**Request**
All the records that follow need to be reproduced exactly. Omit the images.

**Records supplied**

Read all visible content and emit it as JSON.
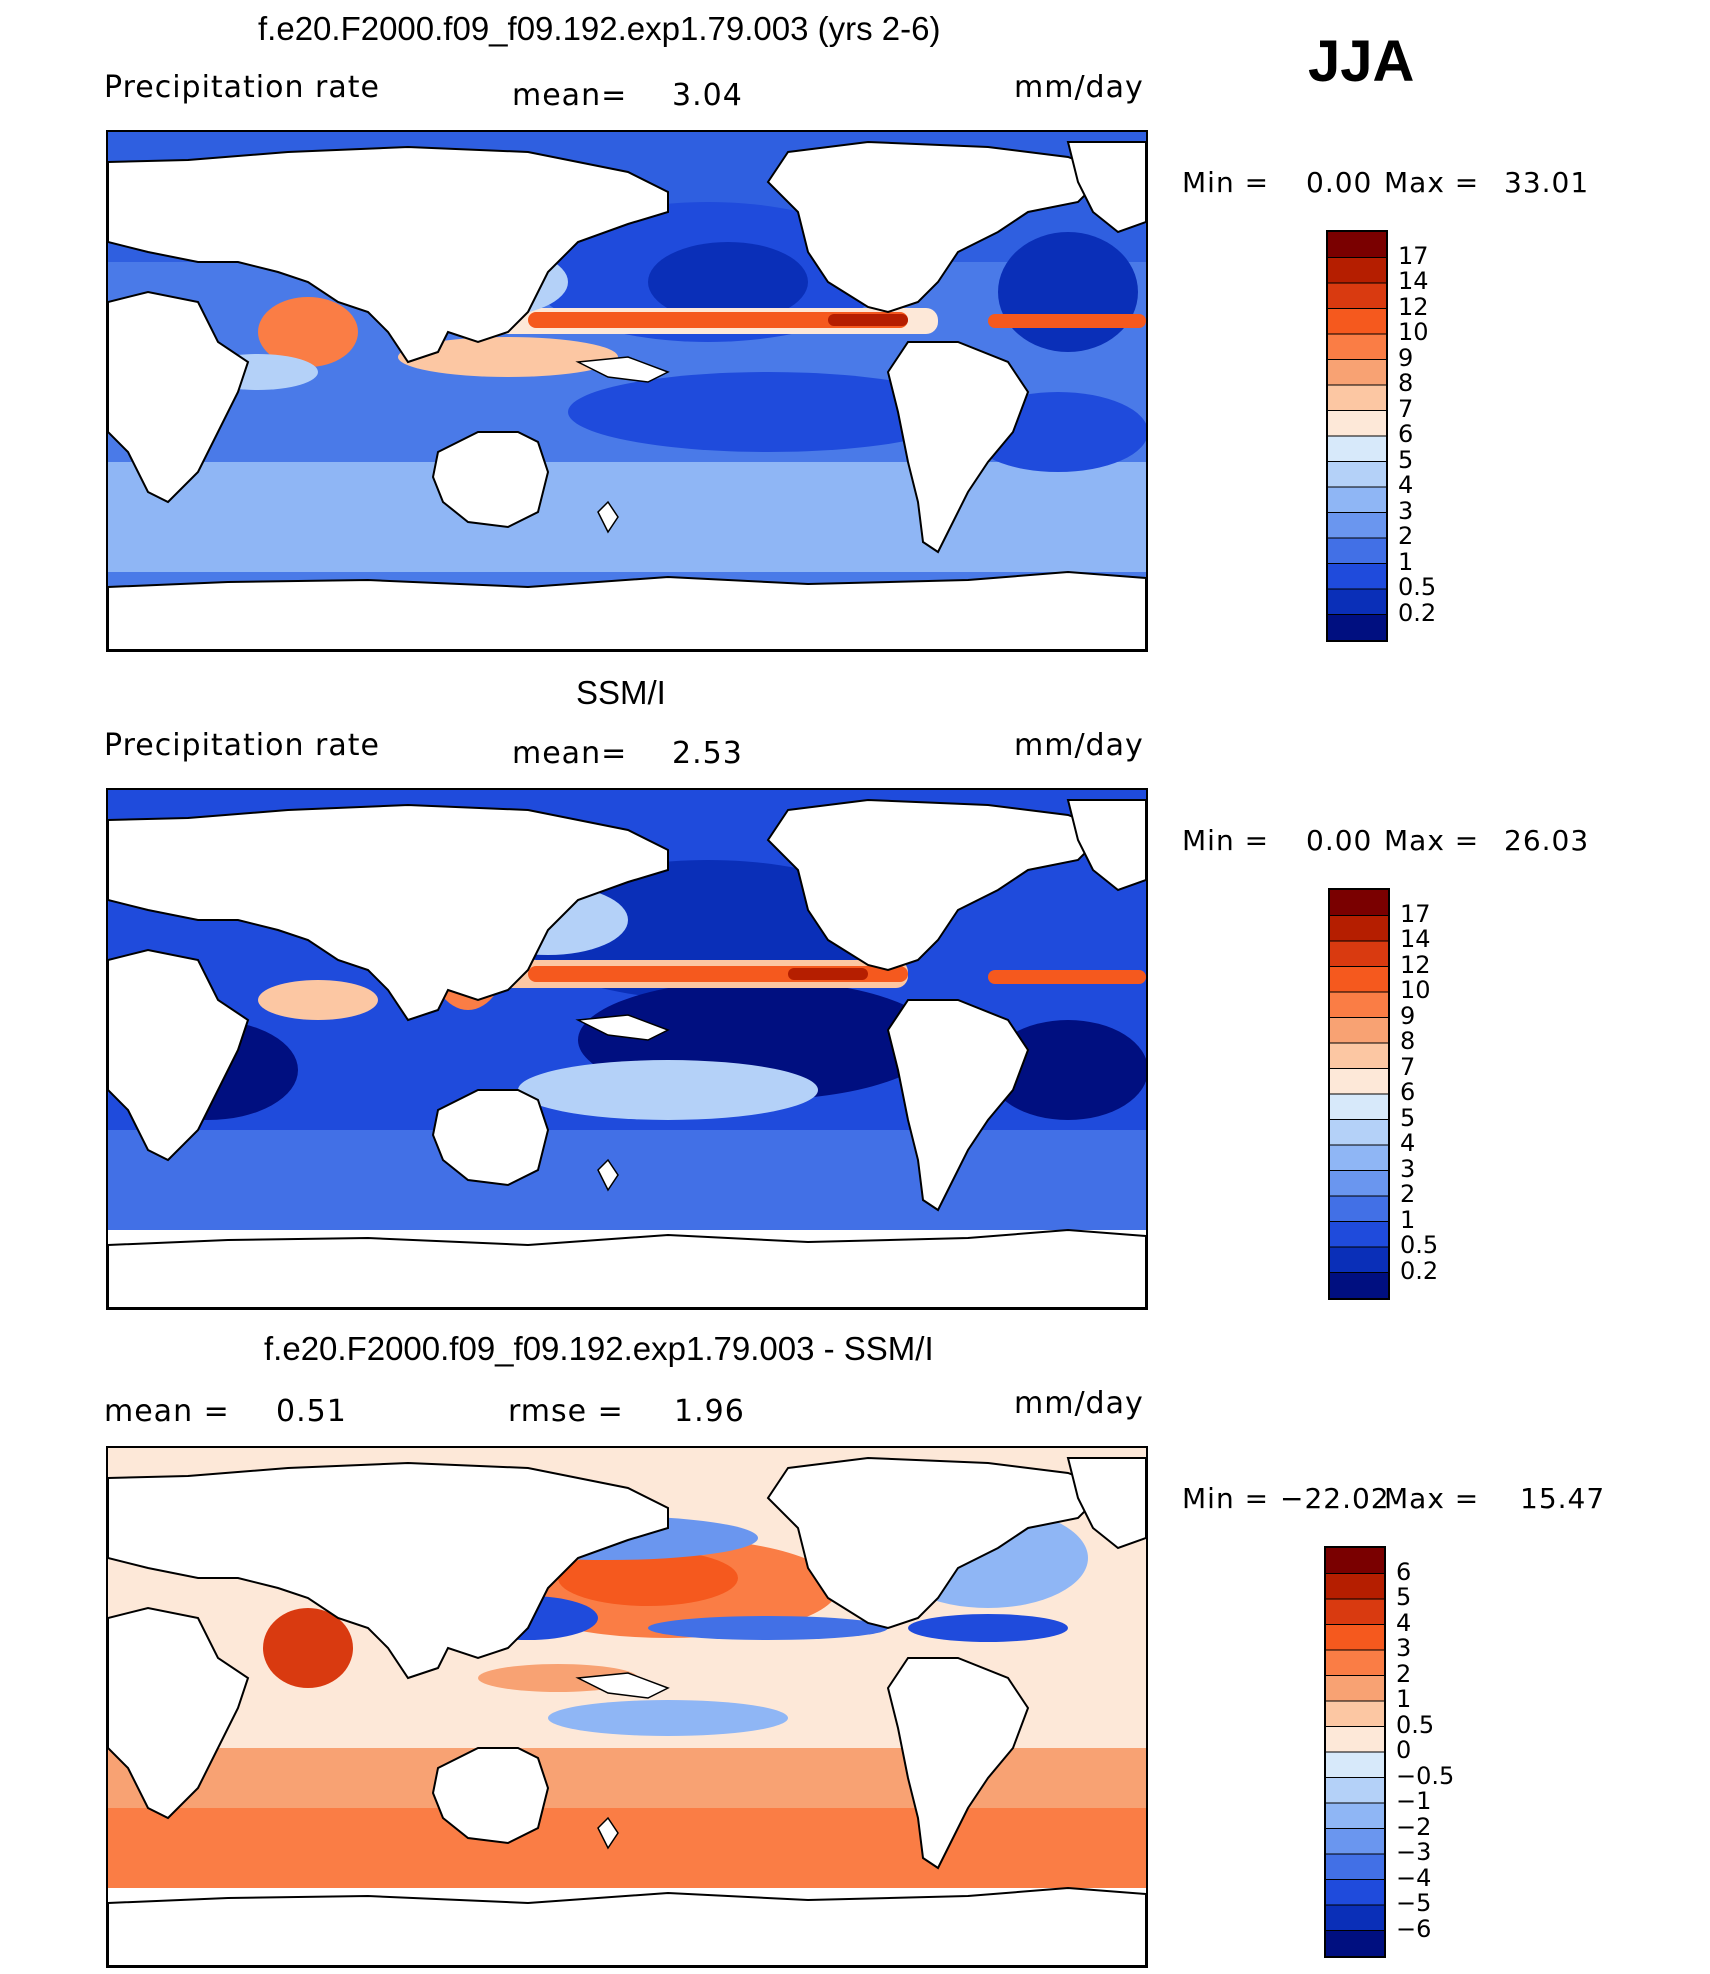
{
  "season": "JJA",
  "panels": [
    {
      "id": "model",
      "title": "f.e20.F2000.f09_f09.192.exp1.79.003 (yrs 2-6)",
      "variable": "Precipitation rate",
      "stat1_label": "mean=",
      "stat1_value": "3.04",
      "units": "mm/day",
      "minmax": {
        "min_label": "Min  =",
        "min": "0.00",
        "max_label": "Max  =",
        "max": "33.01"
      },
      "colorbar": {
        "levels": [
          "17",
          "14",
          "12",
          "10",
          "9",
          "8",
          "7",
          "6",
          "5",
          "4",
          "3",
          "2",
          "1",
          "0.5",
          "0.2"
        ],
        "colors": [
          "#7a0000",
          "#b51e00",
          "#d93a10",
          "#f5591e",
          "#fa7d45",
          "#f8a273",
          "#fcc7a3",
          "#fde8d8",
          "#d7e9fa",
          "#b4d1f8",
          "#8fb6f5",
          "#6a96ef",
          "#4270e6",
          "#1f4bdc",
          "#0a2fb8",
          "#000f80"
        ]
      },
      "chart_data": {
        "type": "heatmap",
        "projection": "global lat-lon, centered on 180",
        "field": "Precipitation rate",
        "units": "mm/day",
        "mean": 3.04,
        "min": 0.0,
        "max": 33.01,
        "features": [
          "ITCZ maxima in tropical Pacific and Atlantic (~10-17 mm/day)",
          "Indian monsoon maximum",
          "dry subtropical eastern oceans (<0.5 mm/day)"
        ]
      }
    },
    {
      "id": "obs",
      "title": "SSM/I",
      "variable": "Precipitation rate",
      "stat1_label": "mean=",
      "stat1_value": "2.53",
      "units": "mm/day",
      "minmax": {
        "min_label": "Min  =",
        "min": "0.00",
        "max_label": "Max  =",
        "max": "26.03"
      },
      "colorbar": {
        "levels": [
          "17",
          "14",
          "12",
          "10",
          "9",
          "8",
          "7",
          "6",
          "5",
          "4",
          "3",
          "2",
          "1",
          "0.5",
          "0.2"
        ],
        "colors": [
          "#7a0000",
          "#b51e00",
          "#d93a10",
          "#f5591e",
          "#fa7d45",
          "#f8a273",
          "#fcc7a3",
          "#fde8d8",
          "#d7e9fa",
          "#b4d1f8",
          "#8fb6f5",
          "#6a96ef",
          "#4270e6",
          "#1f4bdc",
          "#0a2fb8",
          "#000f80"
        ]
      },
      "chart_data": {
        "type": "heatmap",
        "projection": "global lat-lon, centered on 180",
        "field": "Precipitation rate",
        "units": "mm/day",
        "mean": 2.53,
        "min": 0.0,
        "max": 26.03,
        "features": [
          "ocean-only observations",
          "ITCZ maximum in eastern Pacific",
          "warm pool maximum in western Pacific"
        ]
      }
    },
    {
      "id": "diff",
      "title": "f.e20.F2000.f09_f09.192.exp1.79.003 - SSM/I",
      "variable": "mean  =",
      "stat1_label": "rmse  =",
      "stat1_value": "1.96",
      "mean_value": "0.51",
      "units": "mm/day",
      "minmax": {
        "min_label": "Min  =",
        "min": "−22.02",
        "max_label": "Max  =",
        "max": "15.47"
      },
      "colorbar": {
        "levels": [
          "6",
          "5",
          "4",
          "3",
          "2",
          "1",
          "0.5",
          "0",
          "−0.5",
          "−1",
          "−2",
          "−3",
          "−4",
          "−5",
          "−6"
        ],
        "colors": [
          "#7a0000",
          "#b51e00",
          "#d93a10",
          "#f5591e",
          "#fa7d45",
          "#f8a273",
          "#fcc7a3",
          "#fde8d8",
          "#d7e9fa",
          "#b4d1f8",
          "#8fb6f5",
          "#6a96ef",
          "#4270e6",
          "#1f4bdc",
          "#0a2fb8",
          "#000f80"
        ]
      },
      "chart_data": {
        "type": "heatmap",
        "projection": "global lat-lon, centered on 180",
        "field": "Precipitation difference (model - SSM/I)",
        "units": "mm/day",
        "mean": 0.51,
        "rmse": 1.96,
        "min": -22.02,
        "max": 15.47,
        "features": [
          "positive bias over Southern Ocean (+2 to +3)",
          "negative bias in western Pacific warm pool",
          "positive bias in Arabian Sea / Bay of Bengal"
        ]
      }
    }
  ]
}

**Full response**
Read all visible content and emit it as JSON.
{
  "season": "JJA",
  "panels": [
    {
      "id": "model",
      "title": "f.e20.F2000.f09_f09.192.exp1.79.003 (yrs 2-6)",
      "variable": "Precipitation rate",
      "stat1_label": "mean=",
      "stat1_value": "3.04",
      "units": "mm/day",
      "minmax": {
        "min_label": "Min  =",
        "min": "0.00",
        "max_label": "Max  =",
        "max": "33.01"
      },
      "colorbar": {
        "levels": [
          "17",
          "14",
          "12",
          "10",
          "9",
          "8",
          "7",
          "6",
          "5",
          "4",
          "3",
          "2",
          "1",
          "0.5",
          "0.2"
        ],
        "colors": [
          "#7a0000",
          "#b51e00",
          "#d93a10",
          "#f5591e",
          "#fa7d45",
          "#f8a273",
          "#fcc7a3",
          "#fde8d8",
          "#d7e9fa",
          "#b4d1f8",
          "#8fb6f5",
          "#6a96ef",
          "#4270e6",
          "#1f4bdc",
          "#0a2fb8",
          "#000f80"
        ]
      },
      "chart_data": {
        "type": "heatmap",
        "projection": "global lat-lon, centered on 180",
        "field": "Precipitation rate",
        "units": "mm/day",
        "mean": 3.04,
        "min": 0.0,
        "max": 33.01,
        "features": [
          "ITCZ maxima in tropical Pacific and Atlantic (~10-17 mm/day)",
          "Indian monsoon maximum",
          "dry subtropical eastern oceans (<0.5 mm/day)"
        ]
      }
    },
    {
      "id": "obs",
      "title": "SSM/I",
      "variable": "Precipitation rate",
      "stat1_label": "mean=",
      "stat1_value": "2.53",
      "units": "mm/day",
      "minmax": {
        "min_label": "Min  =",
        "min": "0.00",
        "max_label": "Max  =",
        "max": "26.03"
      },
      "colorbar": {
        "levels": [
          "17",
          "14",
          "12",
          "10",
          "9",
          "8",
          "7",
          "6",
          "5",
          "4",
          "3",
          "2",
          "1",
          "0.5",
          "0.2"
        ],
        "colors": [
          "#7a0000",
          "#b51e00",
          "#d93a10",
          "#f5591e",
          "#fa7d45",
          "#f8a273",
          "#fcc7a3",
          "#fde8d8",
          "#d7e9fa",
          "#b4d1f8",
          "#8fb6f5",
          "#6a96ef",
          "#4270e6",
          "#1f4bdc",
          "#0a2fb8",
          "#000f80"
        ]
      },
      "chart_data": {
        "type": "heatmap",
        "projection": "global lat-lon, centered on 180",
        "field": "Precipitation rate",
        "units": "mm/day",
        "mean": 2.53,
        "min": 0.0,
        "max": 26.03,
        "features": [
          "ocean-only observations",
          "ITCZ maximum in eastern Pacific",
          "warm pool maximum in western Pacific"
        ]
      }
    },
    {
      "id": "diff",
      "title": "f.e20.F2000.f09_f09.192.exp1.79.003 - SSM/I",
      "variable": "mean  =",
      "stat1_label": "rmse  =",
      "stat1_value": "1.96",
      "mean_value": "0.51",
      "units": "mm/day",
      "minmax": {
        "min_label": "Min  =",
        "min": "−22.02",
        "max_label": "Max  =",
        "max": "15.47"
      },
      "colorbar": {
        "levels": [
          "6",
          "5",
          "4",
          "3",
          "2",
          "1",
          "0.5",
          "0",
          "−0.5",
          "−1",
          "−2",
          "−3",
          "−4",
          "−5",
          "−6"
        ],
        "colors": [
          "#7a0000",
          "#b51e00",
          "#d93a10",
          "#f5591e",
          "#fa7d45",
          "#f8a273",
          "#fcc7a3",
          "#fde8d8",
          "#d7e9fa",
          "#b4d1f8",
          "#8fb6f5",
          "#6a96ef",
          "#4270e6",
          "#1f4bdc",
          "#0a2fb8",
          "#000f80"
        ]
      },
      "chart_data": {
        "type": "heatmap",
        "projection": "global lat-lon, centered on 180",
        "field": "Precipitation difference (model - SSM/I)",
        "units": "mm/day",
        "mean": 0.51,
        "rmse": 1.96,
        "min": -22.02,
        "max": 15.47,
        "features": [
          "positive bias over Southern Ocean (+2 to +3)",
          "negative bias in western Pacific warm pool",
          "positive bias in Arabian Sea / Bay of Bengal"
        ]
      }
    }
  ]
}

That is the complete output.